[Records from a collection]

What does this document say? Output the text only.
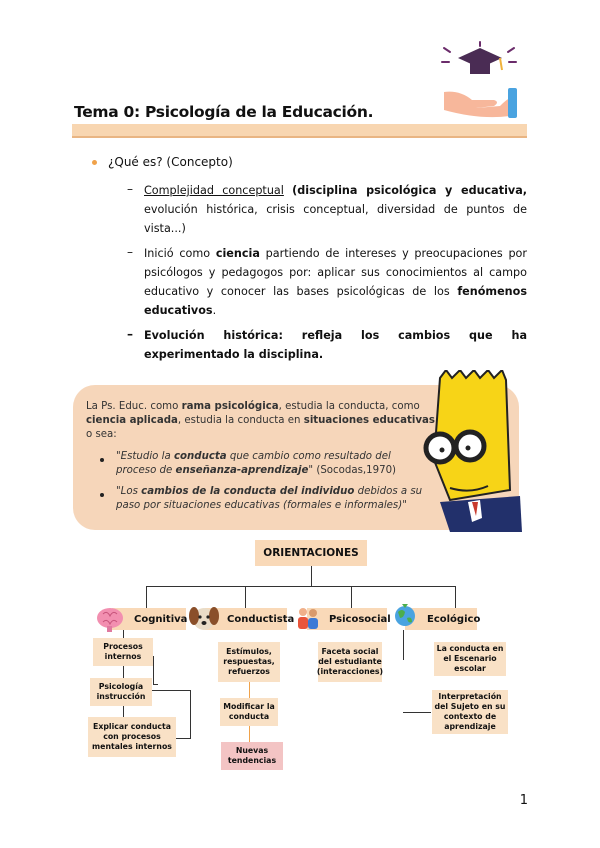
Tema 0: Psicología de la Educación.
¿Qué es? (Concepto)
– Complejidad conceptual (disciplina psicológica y educativa, evolución histórica, crisis conceptual, diversidad de puntos de vista...)
– Inició como ciencia partiendo de intereses y preocupaciones por psicólogos y pedagogos por: aplicar sus conocimientos al campo educativo y conocer las bases psicológicas de los fenómenos educativos.
– Evolución histórica: refleja los cambios que ha experimentado la disciplina.
La Ps. Educ. como rama psicológica, estudia la conducta, como ciencia aplicada, estudia la conducta en situaciones educativas o sea:
"Estudio la conducta que cambio como resultado del proceso de enseñanza-aprendizaje" (Socodas,1970)
"Los cambios de la conducta del individuo debidos a su paso por situaciones educativas (formales e informales)"
ORIENTACIONES
Cognitiva	Conductista	Psicosocial	Ecológico
Procesos internos
Psicología instrucción
Explicar conducta con procesos mentales internos
Estímulos, respuestas, refuerzos
Modificar la conducta
Nuevas tendencias
Faceta social del estudiante (interacciones)
La conducta en el Escenario escolar
Interpretación del Sujeto en su contexto de aprendizaje
1
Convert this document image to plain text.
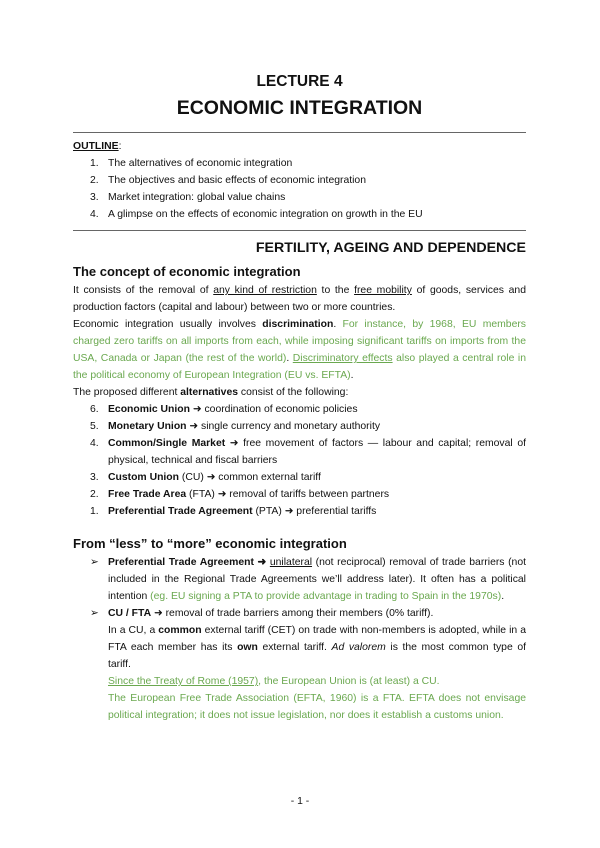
LECTURE 4
ECONOMIC INTEGRATION
OUTLINE:
1. The alternatives of economic integration
2. The objectives and basic effects of economic integration
3. Market integration: global value chains
4. A glimpse on the effects of economic integration on growth in the EU
FERTILITY, AGEING AND DEPENDENCE
The concept of economic integration

It consists of the removal of any kind of restriction to the free mobility of goods, services and production factors (capital and labour) between two or more countries.

Economic integration usually involves discrimination. For instance, by 1968, EU members charged zero tariffs on all imports from each, while imposing significant tariffs on imports from the USA, Canada or Japan (the rest of the world). Discriminatory effects also played a central role in the political economy of European Integration (EU vs. EFTA).

The proposed different alternatives consist of the following:

6. Economic Union ➜ coordination of economic policies
5. Monetary Union ➜ single currency and monetary authority
4. Common/Single Market ➜ free movement of factors — labour and capital; removal of physical, technical and fiscal barriers
3. Custom Union (CU) ➜ common external tariff
2. Free Trade Area (FTA) ➜ removal of tariffs between partners
1. Preferential Trade Agreement (PTA) ➜ preferential tariffs
From “less” to “more” economic integration
➢ Preferential Trade Agreement ➜ unilateral (not reciprocal) removal of trade barriers (not included in the Regional Trade Agreements we’ll address later). It often has a political intention (eg. EU signing a PTA to provide advantage in trading to Spain in the 1970s).
➢ CU / FTA ➜ removal of trade barriers among their members (0% tariff).
In a CU, a common external tariff (CET) on trade with non-members is adopted, while in a FTA each member has its own external tariff. Ad valorem is the most common type of tariff.
Since the Treaty of Rome (1957), the European Union is (at least) a CU.
The European Free Trade Association (EFTA, 1960) is a FTA. EFTA does not envisage political integration; it does not issue legislation, nor does it establish a customs union.
- 1 -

## Problem description
Gather up, from the records above, each line where the word "situaciones" appears.

## Task solution
La Ps. Educ. como rama psicológica, estudia la conducta, como ciencia aplicada, estudia la conducta en situaciones educativas o sea:
"Los cambios de la conducta del individuo debidos a su paso por situaciones educativas (formales e informales)"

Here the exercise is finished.